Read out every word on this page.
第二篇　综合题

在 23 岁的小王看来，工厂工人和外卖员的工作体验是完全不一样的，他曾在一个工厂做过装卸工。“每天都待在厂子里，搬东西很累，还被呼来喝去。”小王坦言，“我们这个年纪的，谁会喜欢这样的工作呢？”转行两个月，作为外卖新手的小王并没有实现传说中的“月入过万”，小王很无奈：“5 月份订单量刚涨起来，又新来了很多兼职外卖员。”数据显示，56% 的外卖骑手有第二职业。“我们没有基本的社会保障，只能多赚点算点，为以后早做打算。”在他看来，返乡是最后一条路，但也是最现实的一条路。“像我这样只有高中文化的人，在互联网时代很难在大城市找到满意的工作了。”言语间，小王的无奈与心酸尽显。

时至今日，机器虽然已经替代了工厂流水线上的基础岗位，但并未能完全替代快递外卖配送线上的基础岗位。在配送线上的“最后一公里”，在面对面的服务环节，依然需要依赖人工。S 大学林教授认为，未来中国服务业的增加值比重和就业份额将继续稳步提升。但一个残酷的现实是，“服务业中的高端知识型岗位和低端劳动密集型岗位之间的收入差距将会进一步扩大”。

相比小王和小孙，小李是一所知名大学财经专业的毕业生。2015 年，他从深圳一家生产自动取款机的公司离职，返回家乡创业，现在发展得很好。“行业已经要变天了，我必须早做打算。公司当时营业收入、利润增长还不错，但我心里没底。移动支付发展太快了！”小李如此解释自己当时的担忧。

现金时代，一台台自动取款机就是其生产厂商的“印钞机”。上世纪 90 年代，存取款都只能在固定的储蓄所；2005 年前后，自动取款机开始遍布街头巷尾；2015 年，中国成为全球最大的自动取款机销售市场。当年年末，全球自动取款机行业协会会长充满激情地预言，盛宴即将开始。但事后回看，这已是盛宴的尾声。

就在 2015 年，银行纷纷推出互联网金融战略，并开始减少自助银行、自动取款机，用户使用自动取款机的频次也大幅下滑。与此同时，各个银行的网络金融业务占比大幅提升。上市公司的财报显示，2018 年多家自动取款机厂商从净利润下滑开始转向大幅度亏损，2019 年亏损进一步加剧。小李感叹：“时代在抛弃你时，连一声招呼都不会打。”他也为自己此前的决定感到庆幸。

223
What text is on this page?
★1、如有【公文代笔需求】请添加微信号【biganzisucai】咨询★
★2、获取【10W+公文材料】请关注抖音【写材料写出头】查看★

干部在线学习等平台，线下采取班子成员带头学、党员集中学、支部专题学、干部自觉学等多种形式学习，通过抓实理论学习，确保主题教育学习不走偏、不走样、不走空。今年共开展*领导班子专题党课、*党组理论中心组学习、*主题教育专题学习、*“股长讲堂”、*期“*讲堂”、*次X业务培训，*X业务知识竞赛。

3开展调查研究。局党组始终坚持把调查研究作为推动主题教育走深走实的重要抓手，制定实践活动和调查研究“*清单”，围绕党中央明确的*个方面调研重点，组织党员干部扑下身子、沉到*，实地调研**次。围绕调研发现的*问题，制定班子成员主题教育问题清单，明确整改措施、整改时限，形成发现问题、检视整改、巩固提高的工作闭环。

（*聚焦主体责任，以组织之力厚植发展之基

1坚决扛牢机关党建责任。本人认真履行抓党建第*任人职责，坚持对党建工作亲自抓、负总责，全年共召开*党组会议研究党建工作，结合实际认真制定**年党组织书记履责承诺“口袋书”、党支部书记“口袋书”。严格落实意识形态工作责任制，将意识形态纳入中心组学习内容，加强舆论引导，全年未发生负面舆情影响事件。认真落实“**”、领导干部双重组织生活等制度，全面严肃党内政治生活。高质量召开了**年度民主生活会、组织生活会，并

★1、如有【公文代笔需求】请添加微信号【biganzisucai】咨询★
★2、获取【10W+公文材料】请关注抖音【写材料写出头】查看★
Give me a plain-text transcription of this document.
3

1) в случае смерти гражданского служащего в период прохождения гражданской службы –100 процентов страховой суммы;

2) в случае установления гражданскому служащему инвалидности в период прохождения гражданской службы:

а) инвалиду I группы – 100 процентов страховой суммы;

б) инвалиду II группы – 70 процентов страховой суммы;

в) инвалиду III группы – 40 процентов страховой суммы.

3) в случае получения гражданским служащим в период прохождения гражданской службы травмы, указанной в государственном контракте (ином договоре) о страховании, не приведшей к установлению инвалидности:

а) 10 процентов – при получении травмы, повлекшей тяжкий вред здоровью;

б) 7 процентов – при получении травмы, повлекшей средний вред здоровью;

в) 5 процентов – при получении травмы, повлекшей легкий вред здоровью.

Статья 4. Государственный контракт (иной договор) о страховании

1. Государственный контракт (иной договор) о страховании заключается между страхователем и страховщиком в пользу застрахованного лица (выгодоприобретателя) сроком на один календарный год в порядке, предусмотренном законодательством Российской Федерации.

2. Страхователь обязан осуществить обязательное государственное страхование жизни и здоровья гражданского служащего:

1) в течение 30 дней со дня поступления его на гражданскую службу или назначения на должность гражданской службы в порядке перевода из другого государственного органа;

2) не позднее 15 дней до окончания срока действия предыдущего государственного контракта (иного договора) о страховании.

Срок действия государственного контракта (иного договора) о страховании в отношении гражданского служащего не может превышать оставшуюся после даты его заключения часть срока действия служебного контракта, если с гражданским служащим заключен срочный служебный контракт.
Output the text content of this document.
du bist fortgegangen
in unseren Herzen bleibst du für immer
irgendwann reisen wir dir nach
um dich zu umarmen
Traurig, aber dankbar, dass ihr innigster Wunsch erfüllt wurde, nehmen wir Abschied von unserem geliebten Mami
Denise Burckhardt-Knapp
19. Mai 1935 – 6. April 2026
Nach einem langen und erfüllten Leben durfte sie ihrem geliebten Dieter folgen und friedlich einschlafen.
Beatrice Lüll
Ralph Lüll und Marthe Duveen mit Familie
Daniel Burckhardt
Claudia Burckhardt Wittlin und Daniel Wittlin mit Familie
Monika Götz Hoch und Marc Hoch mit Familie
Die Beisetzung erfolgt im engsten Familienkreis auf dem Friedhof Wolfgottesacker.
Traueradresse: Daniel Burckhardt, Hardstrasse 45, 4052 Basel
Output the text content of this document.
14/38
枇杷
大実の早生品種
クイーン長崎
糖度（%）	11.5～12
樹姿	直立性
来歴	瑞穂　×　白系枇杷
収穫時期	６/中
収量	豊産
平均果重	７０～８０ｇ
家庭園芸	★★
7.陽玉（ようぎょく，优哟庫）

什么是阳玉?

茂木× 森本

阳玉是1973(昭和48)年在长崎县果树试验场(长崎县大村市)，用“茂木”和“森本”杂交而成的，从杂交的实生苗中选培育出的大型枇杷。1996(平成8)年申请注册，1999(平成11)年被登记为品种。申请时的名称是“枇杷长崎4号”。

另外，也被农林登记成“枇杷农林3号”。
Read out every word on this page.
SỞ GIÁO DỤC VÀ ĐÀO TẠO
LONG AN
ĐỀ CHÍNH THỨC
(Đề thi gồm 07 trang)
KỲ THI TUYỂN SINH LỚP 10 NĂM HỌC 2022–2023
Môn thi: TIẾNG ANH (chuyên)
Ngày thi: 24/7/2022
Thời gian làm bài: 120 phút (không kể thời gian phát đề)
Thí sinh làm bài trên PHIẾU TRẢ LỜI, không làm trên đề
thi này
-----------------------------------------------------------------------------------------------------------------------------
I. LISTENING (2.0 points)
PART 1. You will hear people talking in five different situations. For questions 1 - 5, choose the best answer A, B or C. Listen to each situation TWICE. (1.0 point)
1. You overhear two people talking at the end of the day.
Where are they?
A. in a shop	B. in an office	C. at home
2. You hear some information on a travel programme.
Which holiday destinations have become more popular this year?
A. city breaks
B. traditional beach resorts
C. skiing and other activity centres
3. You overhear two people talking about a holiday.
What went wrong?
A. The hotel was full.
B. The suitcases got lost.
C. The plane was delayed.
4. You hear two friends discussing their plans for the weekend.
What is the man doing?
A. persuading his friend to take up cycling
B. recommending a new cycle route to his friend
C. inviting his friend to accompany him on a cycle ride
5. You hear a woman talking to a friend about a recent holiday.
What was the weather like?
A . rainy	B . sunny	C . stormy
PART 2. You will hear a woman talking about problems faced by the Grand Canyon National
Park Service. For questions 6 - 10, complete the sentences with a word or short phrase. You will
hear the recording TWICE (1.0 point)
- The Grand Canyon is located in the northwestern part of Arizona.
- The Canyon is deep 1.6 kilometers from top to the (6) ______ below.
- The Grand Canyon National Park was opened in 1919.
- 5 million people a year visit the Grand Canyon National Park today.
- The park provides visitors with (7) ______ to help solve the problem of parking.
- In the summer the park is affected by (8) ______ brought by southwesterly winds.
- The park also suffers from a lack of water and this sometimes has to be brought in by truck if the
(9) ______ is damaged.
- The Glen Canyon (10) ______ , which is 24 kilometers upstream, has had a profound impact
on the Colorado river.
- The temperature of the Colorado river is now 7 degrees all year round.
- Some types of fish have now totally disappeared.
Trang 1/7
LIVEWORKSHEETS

Aim of the exercise: Find how many lines of the material carry the string "вред". Only the number should be in the answer.

The reply: 3